* _DATA SHOWN_:
## Begin

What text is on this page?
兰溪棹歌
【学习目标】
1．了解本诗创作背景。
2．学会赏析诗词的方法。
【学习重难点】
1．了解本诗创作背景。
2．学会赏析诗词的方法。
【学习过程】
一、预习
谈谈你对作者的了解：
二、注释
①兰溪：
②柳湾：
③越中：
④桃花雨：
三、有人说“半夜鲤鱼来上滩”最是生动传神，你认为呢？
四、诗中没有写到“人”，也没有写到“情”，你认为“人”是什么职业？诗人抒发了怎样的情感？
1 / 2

## End
## Begin

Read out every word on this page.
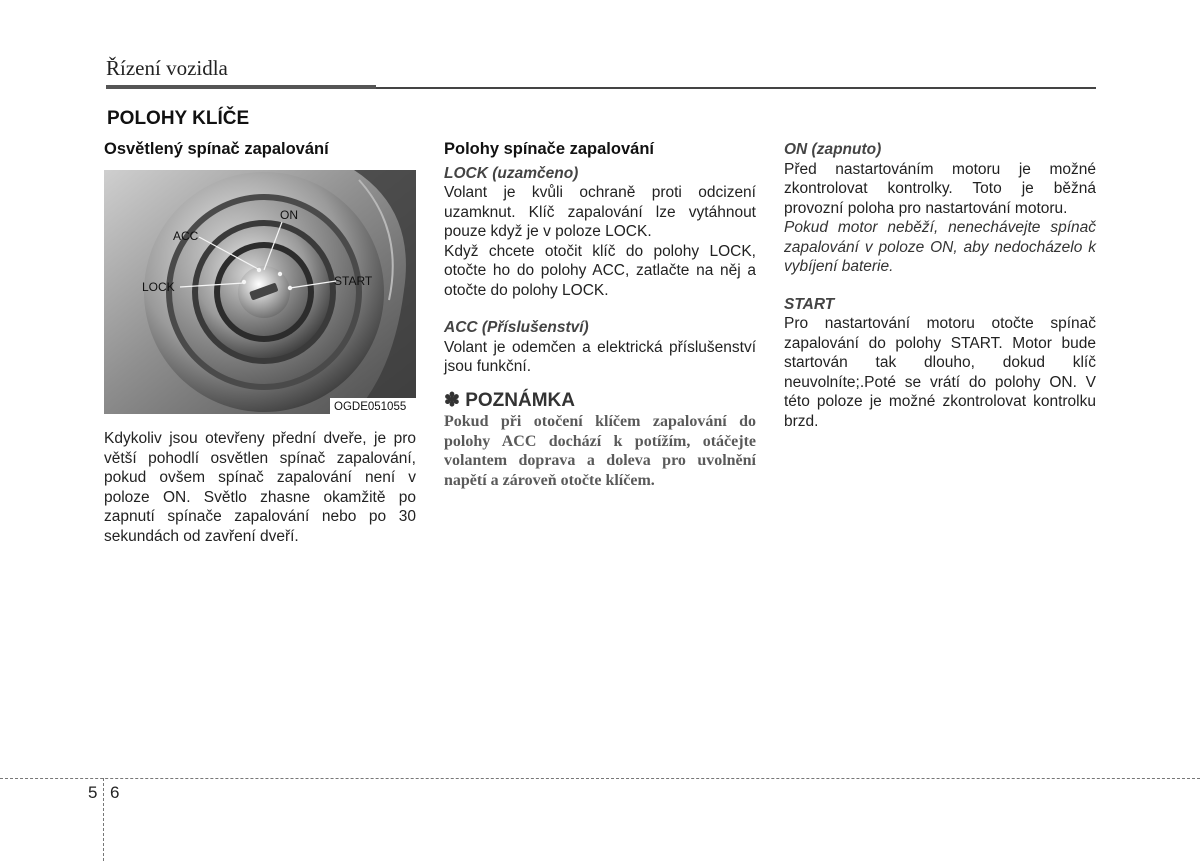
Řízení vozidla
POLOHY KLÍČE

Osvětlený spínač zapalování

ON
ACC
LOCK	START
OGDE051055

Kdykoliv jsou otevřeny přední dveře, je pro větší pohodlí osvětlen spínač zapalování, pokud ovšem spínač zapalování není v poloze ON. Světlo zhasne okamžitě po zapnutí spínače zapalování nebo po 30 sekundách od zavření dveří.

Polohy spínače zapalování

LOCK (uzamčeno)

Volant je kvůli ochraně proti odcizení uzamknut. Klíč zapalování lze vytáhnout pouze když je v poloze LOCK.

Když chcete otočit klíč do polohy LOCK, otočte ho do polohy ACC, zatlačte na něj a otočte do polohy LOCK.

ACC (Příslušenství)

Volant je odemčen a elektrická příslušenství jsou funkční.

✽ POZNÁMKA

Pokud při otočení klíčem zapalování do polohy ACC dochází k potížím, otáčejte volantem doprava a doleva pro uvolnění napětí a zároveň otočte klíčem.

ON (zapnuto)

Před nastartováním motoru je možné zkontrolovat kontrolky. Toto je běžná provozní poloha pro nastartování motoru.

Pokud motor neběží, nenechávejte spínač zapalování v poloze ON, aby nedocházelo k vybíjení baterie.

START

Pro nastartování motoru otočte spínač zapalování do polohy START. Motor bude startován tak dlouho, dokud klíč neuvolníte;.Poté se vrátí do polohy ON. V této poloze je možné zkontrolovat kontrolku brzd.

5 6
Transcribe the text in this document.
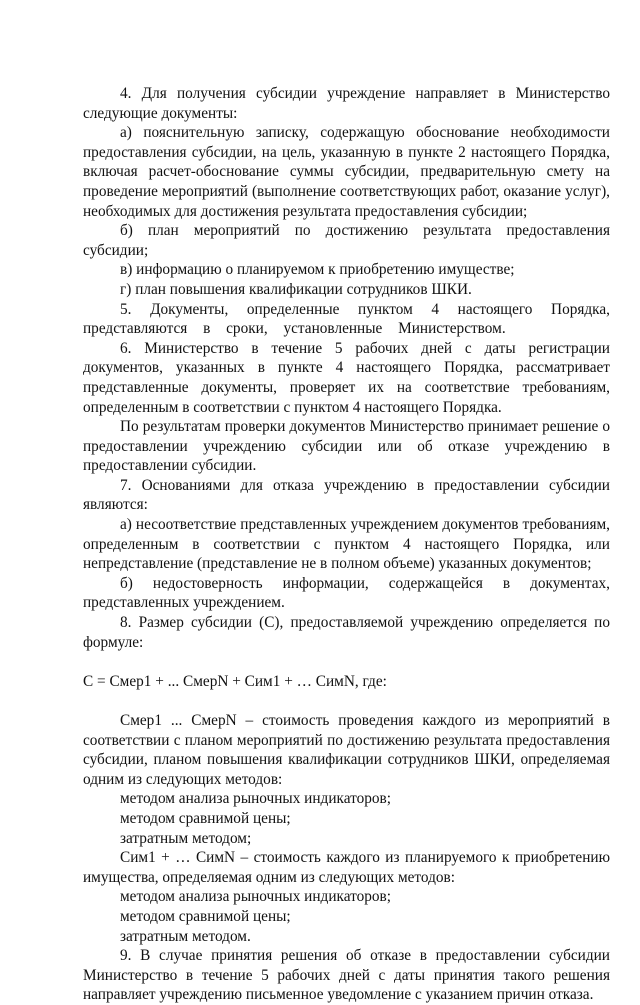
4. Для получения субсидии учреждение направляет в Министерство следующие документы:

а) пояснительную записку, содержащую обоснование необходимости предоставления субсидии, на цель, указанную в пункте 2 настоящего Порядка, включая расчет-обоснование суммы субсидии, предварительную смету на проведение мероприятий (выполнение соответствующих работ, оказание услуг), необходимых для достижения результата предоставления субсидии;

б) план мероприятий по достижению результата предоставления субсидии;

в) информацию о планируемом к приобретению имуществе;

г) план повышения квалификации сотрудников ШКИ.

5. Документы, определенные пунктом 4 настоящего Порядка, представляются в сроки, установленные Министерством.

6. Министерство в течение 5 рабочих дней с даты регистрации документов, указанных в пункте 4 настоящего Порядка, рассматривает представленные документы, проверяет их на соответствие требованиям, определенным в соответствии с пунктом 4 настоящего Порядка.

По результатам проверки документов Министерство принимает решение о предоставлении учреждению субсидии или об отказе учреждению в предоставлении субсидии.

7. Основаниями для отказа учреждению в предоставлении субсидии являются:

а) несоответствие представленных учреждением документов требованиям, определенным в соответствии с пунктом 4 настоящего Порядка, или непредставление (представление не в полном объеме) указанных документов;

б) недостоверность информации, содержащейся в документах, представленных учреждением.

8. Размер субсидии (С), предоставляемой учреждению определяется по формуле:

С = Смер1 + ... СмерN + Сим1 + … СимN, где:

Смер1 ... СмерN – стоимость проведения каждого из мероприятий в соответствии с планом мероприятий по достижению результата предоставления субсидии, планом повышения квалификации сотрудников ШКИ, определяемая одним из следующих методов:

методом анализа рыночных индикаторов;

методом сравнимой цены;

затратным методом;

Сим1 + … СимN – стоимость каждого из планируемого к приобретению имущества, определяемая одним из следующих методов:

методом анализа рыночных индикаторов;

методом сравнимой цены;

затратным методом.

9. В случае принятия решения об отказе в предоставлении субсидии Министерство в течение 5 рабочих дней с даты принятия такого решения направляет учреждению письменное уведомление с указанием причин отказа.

## End
## Begin

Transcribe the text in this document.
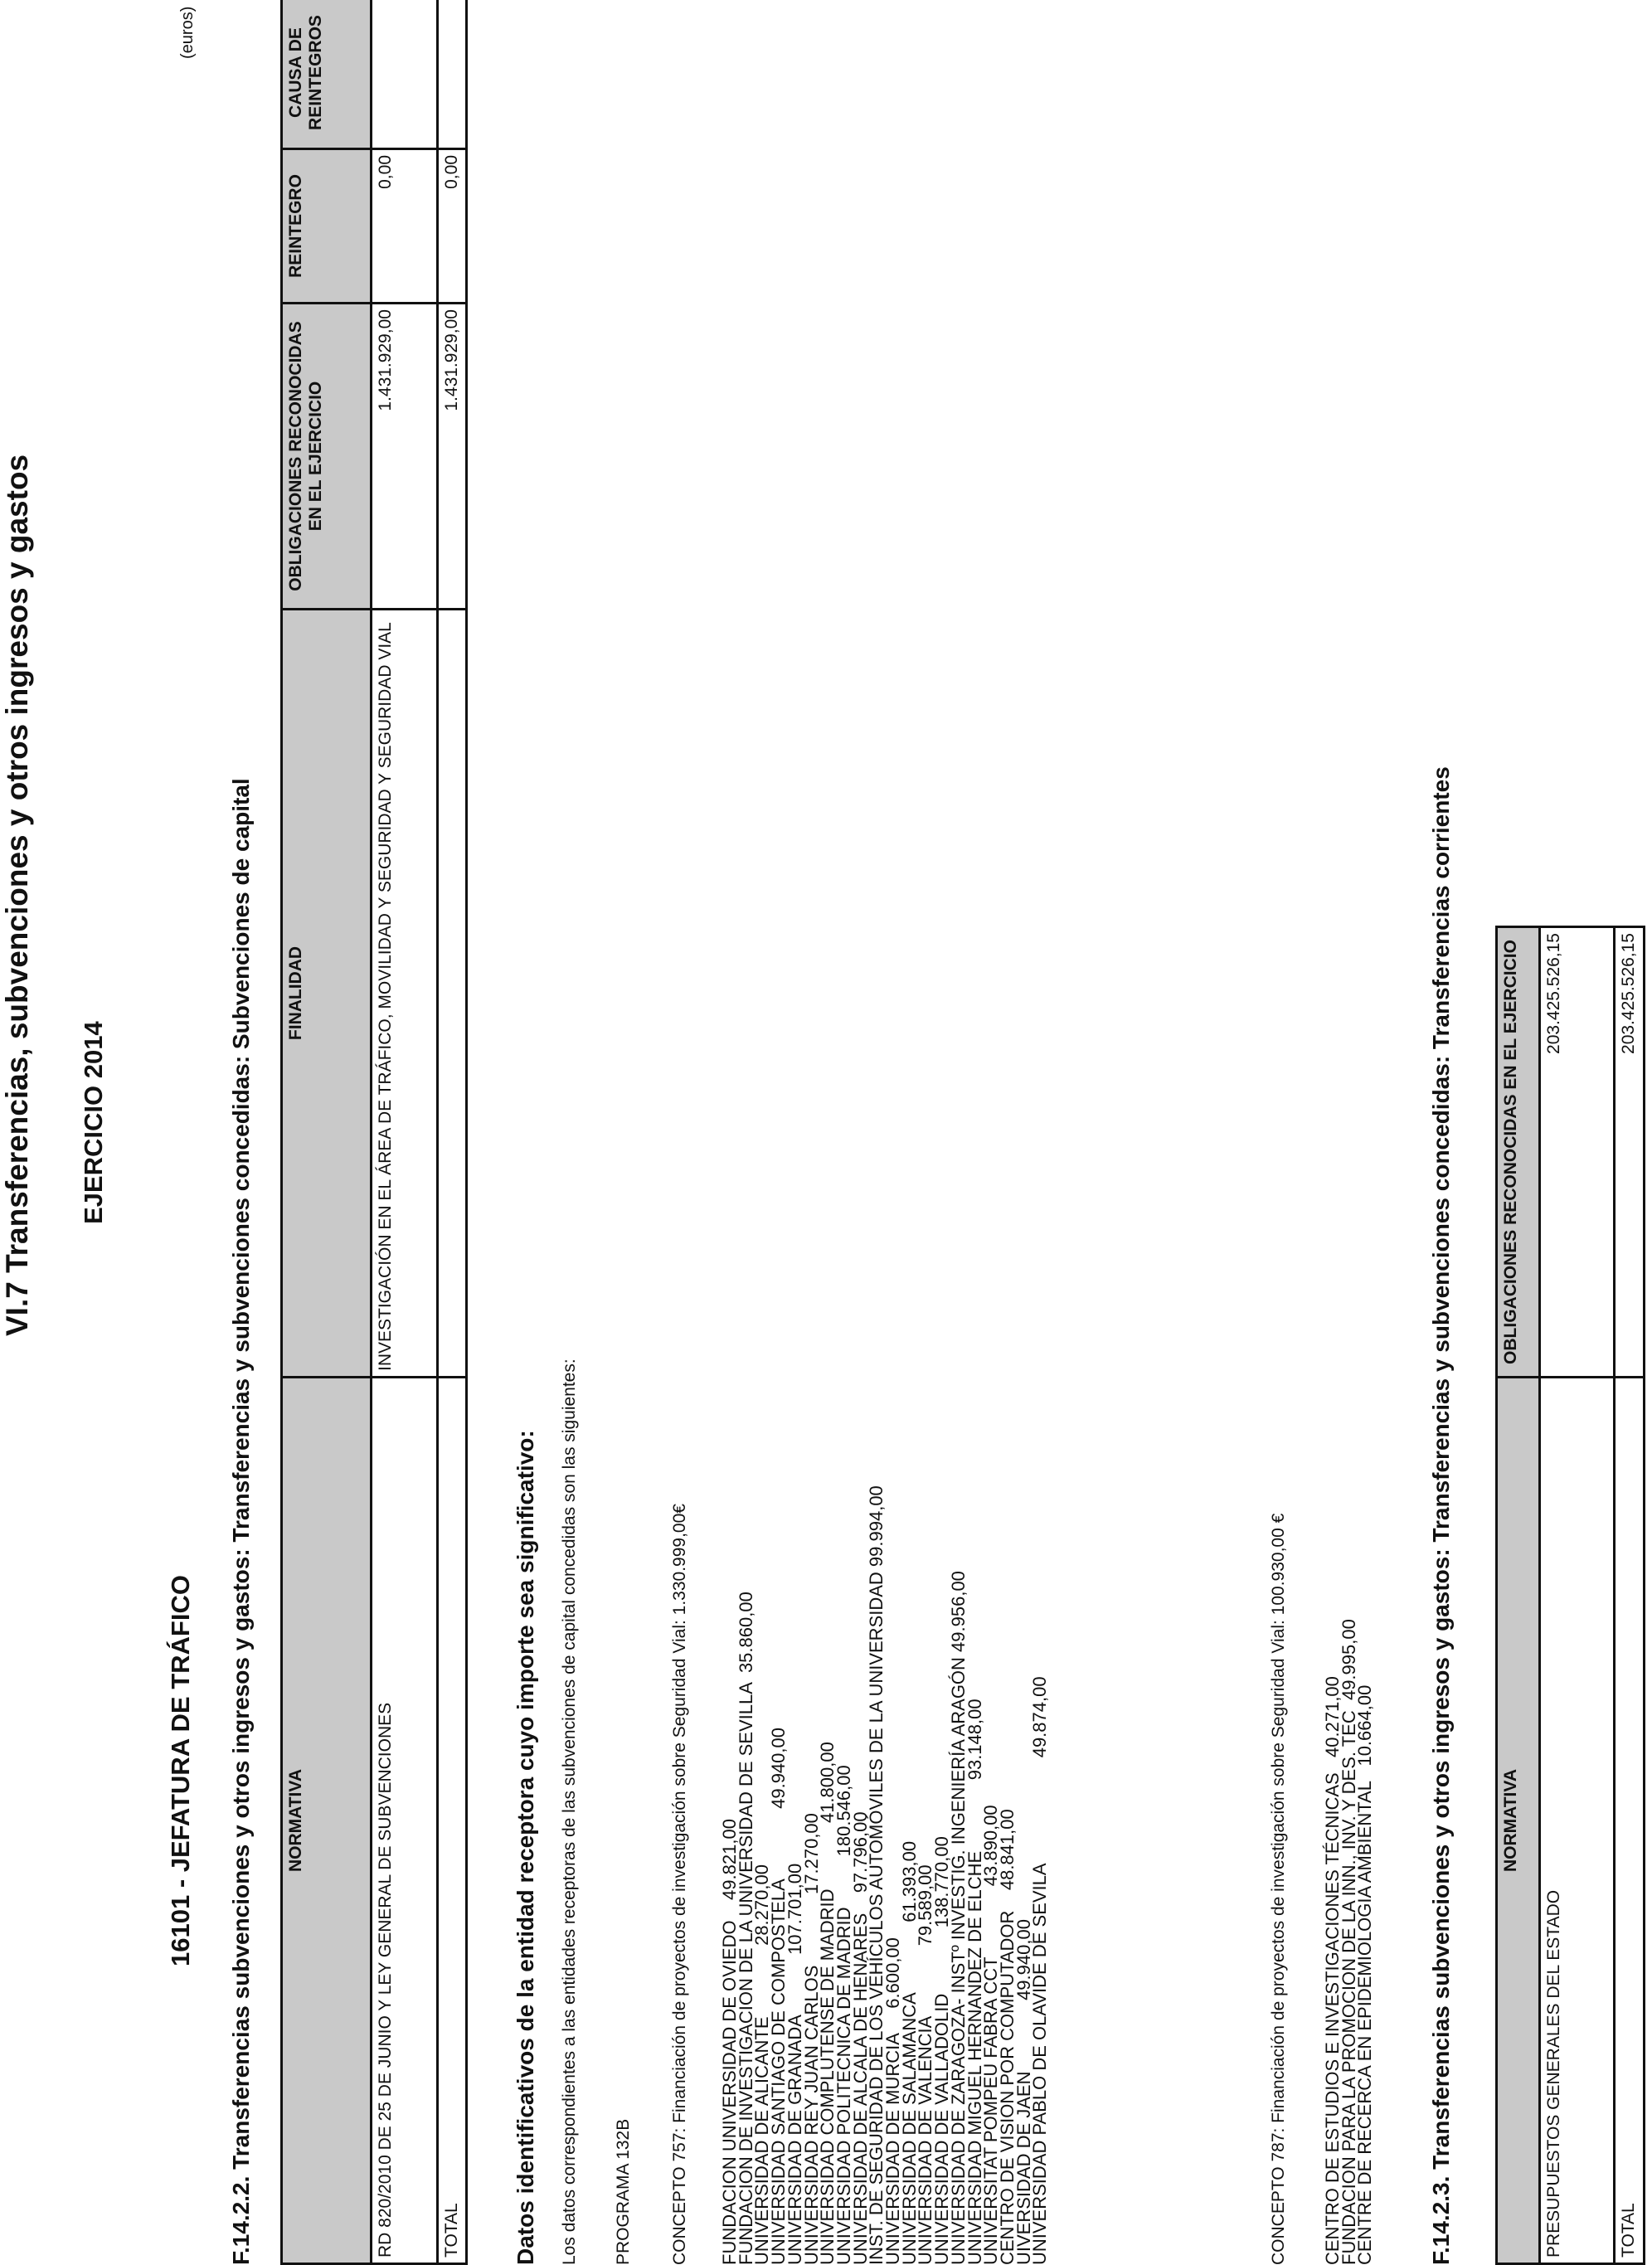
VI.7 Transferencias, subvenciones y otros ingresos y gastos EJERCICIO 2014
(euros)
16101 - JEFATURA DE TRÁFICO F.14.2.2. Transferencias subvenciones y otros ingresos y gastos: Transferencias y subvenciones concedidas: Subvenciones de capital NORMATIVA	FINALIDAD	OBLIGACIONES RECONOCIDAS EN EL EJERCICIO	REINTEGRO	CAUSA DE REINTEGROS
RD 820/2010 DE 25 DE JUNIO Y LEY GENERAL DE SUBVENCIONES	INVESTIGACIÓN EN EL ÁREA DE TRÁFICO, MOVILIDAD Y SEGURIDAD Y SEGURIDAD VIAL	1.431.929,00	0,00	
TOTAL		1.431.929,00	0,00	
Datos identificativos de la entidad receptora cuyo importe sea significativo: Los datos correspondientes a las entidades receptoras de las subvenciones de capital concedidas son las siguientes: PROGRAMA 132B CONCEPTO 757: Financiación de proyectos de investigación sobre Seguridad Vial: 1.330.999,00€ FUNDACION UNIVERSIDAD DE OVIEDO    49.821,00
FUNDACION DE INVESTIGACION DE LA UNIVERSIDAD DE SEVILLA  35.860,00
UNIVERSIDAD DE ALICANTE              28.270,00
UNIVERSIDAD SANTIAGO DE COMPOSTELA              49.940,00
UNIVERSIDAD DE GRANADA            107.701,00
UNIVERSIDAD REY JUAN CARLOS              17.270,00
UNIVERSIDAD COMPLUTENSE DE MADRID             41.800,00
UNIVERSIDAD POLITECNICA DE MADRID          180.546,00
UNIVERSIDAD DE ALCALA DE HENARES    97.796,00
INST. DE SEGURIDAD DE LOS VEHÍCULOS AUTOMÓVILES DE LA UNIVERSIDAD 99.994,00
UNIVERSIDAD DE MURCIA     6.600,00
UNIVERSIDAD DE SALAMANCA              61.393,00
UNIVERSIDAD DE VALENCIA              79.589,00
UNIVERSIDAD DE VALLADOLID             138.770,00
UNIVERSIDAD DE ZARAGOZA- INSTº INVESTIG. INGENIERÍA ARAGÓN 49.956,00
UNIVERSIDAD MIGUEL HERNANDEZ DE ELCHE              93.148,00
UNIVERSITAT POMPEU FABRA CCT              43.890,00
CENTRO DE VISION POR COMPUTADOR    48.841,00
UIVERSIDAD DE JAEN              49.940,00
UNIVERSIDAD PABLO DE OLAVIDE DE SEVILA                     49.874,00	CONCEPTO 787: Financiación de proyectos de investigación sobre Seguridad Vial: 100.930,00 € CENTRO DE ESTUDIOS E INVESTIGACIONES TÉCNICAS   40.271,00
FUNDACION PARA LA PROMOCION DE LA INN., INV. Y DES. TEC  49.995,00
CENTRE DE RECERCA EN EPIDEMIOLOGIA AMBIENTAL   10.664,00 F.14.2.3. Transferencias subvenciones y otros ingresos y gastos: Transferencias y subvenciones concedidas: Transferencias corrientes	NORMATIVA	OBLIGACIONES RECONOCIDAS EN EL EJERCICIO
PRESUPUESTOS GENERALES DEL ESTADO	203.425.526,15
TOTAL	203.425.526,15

## End

* _EXERCISE_: Your answer should be only a number: how many lines of the data above contain the string "zkontrolovat"?

* _CORRECT ANSWER_: 2